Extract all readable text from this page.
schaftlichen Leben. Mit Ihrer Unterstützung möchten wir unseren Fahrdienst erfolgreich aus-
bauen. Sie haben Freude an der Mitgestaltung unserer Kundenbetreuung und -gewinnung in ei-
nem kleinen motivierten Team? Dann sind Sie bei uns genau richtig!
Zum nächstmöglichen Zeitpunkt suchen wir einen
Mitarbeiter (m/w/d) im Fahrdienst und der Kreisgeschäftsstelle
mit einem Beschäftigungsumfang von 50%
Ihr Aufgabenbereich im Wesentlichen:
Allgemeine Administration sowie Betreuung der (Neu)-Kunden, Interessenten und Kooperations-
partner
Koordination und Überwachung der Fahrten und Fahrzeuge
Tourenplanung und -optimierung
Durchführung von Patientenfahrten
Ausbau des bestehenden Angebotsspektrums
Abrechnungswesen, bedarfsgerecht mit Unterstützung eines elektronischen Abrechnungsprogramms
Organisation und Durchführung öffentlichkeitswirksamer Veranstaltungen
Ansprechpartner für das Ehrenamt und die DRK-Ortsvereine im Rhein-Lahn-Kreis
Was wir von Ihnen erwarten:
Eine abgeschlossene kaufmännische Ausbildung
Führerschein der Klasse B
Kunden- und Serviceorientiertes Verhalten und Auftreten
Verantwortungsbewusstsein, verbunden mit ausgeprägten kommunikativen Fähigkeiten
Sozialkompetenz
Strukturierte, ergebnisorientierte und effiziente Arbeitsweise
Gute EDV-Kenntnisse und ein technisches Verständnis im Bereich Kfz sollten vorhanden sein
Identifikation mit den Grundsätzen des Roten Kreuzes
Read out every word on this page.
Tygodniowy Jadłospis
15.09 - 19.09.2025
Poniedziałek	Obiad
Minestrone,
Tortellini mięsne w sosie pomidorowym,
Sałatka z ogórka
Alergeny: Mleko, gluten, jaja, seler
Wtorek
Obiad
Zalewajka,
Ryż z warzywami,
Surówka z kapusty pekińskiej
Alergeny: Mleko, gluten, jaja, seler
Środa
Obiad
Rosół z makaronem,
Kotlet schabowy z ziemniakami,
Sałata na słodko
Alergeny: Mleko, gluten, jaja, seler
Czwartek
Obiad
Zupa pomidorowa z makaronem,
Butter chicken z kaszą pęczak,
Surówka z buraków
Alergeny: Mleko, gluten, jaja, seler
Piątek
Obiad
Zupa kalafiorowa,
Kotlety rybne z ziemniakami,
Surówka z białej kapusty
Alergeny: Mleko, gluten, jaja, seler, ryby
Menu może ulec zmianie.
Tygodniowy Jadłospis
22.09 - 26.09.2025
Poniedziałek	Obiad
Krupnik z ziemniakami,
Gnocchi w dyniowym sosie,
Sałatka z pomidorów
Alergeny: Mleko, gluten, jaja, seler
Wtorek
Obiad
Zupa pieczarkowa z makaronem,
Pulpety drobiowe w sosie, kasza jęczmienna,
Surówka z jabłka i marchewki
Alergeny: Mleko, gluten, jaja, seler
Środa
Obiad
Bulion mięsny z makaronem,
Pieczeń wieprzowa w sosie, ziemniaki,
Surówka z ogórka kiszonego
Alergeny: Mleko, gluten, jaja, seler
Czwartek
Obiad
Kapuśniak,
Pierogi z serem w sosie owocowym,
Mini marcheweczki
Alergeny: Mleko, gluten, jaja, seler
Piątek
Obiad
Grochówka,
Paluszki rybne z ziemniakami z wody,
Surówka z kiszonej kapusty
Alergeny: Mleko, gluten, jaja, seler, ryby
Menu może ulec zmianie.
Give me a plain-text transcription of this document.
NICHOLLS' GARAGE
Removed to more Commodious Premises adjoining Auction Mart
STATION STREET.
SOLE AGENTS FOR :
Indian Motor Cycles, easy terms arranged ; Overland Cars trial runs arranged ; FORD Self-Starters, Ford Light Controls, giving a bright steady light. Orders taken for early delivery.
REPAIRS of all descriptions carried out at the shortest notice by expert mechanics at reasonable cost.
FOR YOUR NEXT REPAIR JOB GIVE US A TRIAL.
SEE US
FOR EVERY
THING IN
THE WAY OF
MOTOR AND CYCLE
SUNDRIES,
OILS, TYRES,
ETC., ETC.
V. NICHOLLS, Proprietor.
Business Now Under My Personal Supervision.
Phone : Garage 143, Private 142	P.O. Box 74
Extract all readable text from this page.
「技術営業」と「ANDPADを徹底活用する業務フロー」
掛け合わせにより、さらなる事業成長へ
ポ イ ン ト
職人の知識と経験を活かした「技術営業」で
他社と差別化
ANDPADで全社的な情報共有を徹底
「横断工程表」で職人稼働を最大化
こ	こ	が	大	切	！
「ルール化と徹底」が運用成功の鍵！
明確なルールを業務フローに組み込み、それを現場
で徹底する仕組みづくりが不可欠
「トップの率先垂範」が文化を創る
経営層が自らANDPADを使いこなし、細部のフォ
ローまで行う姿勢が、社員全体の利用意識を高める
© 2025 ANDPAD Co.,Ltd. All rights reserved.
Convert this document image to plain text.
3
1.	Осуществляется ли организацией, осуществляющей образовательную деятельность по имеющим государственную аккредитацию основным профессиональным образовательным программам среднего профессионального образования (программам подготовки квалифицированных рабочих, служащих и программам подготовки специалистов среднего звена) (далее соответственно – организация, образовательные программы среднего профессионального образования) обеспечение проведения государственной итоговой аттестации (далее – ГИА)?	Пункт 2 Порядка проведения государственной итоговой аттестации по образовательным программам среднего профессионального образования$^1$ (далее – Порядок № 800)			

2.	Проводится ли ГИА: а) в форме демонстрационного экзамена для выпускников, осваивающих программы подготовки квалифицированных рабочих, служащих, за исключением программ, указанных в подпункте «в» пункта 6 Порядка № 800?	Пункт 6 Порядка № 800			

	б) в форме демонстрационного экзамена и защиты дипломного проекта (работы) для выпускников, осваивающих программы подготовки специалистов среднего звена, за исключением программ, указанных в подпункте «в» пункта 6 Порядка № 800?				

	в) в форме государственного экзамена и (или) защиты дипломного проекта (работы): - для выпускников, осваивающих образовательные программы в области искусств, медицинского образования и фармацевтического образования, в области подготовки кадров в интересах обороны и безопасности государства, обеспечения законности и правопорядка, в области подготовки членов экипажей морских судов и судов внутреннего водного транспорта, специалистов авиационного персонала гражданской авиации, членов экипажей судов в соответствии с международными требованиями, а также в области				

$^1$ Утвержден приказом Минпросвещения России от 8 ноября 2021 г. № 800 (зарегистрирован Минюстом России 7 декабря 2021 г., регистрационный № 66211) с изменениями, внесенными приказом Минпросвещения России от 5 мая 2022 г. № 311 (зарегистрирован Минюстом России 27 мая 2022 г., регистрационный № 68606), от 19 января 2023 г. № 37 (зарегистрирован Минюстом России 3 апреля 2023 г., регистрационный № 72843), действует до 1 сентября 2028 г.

□ □ □

### WHAT IS EXPECTED
Report all lines of the data that include the word "пункта".

### ANSWER FOR THE TASK
2.	Проводится ли ГИА: а) в форме демонстрационного экзамена для выпускников, осваивающих программы подготовки квалифицированных рабочих, служащих, за исключением программ, указанных в подпункте «в» пункта 6 Порядка № 800?	Пункт 6 Порядка № 800			
	б) в форме демонстрационного экзамена и защиты дипломного проекта (работы) для выпускников, осваивающих программы подготовки специалистов среднего звена, за исключением программ, указанных в подпункте «в» пункта 6 Порядка № 800?				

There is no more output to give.